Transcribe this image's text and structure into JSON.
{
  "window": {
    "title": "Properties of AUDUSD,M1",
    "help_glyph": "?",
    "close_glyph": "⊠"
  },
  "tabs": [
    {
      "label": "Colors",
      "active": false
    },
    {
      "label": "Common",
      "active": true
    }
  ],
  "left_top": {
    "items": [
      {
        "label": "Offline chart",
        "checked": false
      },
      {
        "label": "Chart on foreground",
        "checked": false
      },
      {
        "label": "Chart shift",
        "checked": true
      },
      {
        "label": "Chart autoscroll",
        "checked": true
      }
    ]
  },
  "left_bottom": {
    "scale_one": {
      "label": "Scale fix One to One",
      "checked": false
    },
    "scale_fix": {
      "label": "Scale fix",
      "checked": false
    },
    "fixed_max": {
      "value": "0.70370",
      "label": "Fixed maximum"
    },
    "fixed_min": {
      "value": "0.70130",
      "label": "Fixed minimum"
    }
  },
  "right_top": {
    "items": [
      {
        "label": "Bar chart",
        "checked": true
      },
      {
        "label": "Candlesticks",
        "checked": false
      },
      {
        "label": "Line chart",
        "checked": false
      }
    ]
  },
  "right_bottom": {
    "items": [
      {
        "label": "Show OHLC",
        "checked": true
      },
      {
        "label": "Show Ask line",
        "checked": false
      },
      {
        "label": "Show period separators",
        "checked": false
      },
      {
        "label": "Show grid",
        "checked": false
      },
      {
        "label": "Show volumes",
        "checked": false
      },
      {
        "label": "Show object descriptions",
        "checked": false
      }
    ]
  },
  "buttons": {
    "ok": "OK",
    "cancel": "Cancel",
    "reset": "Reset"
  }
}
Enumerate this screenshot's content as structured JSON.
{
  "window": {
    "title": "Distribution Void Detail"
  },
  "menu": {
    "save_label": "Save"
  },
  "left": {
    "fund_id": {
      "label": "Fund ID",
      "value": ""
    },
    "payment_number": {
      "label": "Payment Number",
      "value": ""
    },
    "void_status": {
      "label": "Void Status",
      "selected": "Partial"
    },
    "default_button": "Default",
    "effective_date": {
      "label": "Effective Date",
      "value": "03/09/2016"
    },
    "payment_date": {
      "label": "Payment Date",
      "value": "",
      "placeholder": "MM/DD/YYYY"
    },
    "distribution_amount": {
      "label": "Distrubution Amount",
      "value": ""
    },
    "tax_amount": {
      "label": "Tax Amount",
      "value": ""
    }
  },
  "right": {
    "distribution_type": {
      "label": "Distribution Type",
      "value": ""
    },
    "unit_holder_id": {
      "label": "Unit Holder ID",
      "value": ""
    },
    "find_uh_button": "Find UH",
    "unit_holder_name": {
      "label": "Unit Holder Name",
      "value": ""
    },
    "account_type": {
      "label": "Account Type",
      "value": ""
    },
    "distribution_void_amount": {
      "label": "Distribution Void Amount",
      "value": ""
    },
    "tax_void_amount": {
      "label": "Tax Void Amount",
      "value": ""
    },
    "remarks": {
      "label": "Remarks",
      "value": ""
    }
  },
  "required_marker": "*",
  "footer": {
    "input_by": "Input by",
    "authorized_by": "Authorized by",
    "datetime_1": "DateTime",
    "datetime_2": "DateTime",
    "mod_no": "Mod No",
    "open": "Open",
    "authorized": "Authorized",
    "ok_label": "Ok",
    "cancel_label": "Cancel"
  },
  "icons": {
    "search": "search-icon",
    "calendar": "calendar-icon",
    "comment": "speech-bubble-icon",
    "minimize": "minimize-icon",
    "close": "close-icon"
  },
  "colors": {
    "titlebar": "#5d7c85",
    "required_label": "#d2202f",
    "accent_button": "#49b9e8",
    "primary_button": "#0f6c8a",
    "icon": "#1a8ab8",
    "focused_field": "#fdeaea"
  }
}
####
◆ **WHAT YOU HAVE TO DO**
Write out every line from the entries where "this" appears.

◆ **EXERCISE OUTPUT**
Transcribe this image's text and structure into JSON.
Enumerate this screenshot's content as structured JSON.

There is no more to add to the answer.